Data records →
================
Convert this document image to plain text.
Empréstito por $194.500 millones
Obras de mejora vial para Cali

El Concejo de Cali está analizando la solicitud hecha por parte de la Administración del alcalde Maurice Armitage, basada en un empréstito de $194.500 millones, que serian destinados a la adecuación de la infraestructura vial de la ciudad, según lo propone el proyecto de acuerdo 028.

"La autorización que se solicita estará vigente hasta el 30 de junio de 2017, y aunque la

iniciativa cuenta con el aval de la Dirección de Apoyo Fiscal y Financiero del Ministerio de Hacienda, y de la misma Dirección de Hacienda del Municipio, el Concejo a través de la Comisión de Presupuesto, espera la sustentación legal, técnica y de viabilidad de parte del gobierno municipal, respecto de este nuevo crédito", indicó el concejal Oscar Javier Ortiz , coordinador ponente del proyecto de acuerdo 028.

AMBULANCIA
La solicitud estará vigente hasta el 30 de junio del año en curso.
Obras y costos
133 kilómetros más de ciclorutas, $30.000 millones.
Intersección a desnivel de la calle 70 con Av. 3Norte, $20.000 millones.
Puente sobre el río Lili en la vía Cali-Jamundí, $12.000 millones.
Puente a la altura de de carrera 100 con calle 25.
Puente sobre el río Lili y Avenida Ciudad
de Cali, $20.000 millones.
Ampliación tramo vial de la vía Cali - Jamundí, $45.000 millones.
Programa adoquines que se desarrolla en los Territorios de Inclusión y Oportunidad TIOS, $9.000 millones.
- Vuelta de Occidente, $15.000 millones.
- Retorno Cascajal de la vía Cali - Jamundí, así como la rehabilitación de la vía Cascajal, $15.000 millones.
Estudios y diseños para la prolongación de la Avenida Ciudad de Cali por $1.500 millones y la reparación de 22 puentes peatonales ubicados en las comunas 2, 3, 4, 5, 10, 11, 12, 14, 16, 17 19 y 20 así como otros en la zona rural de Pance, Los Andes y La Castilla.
================
THE TASK → Please reproduce all of the entries exactly as they stand.

ANSWER TO THE EXERCISE →
Convert this document image to plain text.
Empréstito por $194.500 millones
Obras de mejora vial para Cali

El Concejo de Cali está analizando la solicitud hecha por parte de la Administración del alcalde Maurice Armitage, basada en un empréstito de $194.500 millones, que serian destinados a la adecuación de la infraestructura vial de la ciudad, según lo propone el proyecto de acuerdo 028.

"La autorización que se solicita estará vigente hasta el 30 de junio de 2017, y aunque la

iniciativa cuenta con el aval de la Dirección de Apoyo Fiscal y Financiero del Ministerio de Hacienda, y de la misma Dirección de Hacienda del Municipio, el Concejo a través de la Comisión de Presupuesto, espera la sustentación legal, técnica y de viabilidad de parte del gobierno municipal, respecto de este nuevo crédito", indicó el concejal Oscar Javier Ortiz , coordinador ponente del proyecto de acuerdo 028.

AMBULANCIA
La solicitud estará vigente hasta el 30 de junio del año en curso.
Obras y costos
133 kilómetros más de ciclorutas, $30.000 millones.
Intersección a desnivel de la calle 70 con Av. 3Norte, $20.000 millones.
Puente sobre el río Lili en la vía Cali-Jamundí, $12.000 millones.
Puente a la altura de de carrera 100 con calle 25.
Puente sobre el río Lili y Avenida Ciudad
de Cali, $20.000 millones.
Ampliación tramo vial de la vía Cali - Jamundí, $45.000 millones.
Programa adoquines que se desarrolla en los Territorios de Inclusión y Oportunidad TIOS, $9.000 millones.
- Vuelta de Occidente, $15.000 millones.
- Retorno Cascajal de la vía Cali - Jamundí, así como la rehabilitación de la vía Cascajal, $15.000 millones.
Estudios y diseños para la prolongación de la Avenida Ciudad de Cali por $1.500 millones y la reparación de 22 puentes peatonales ubicados en las comunas 2, 3, 4, 5, 10, 11, 12, 14, 16, 17 19 y 20 así como otros en la zona rural de Pance, Los Andes y La Castilla.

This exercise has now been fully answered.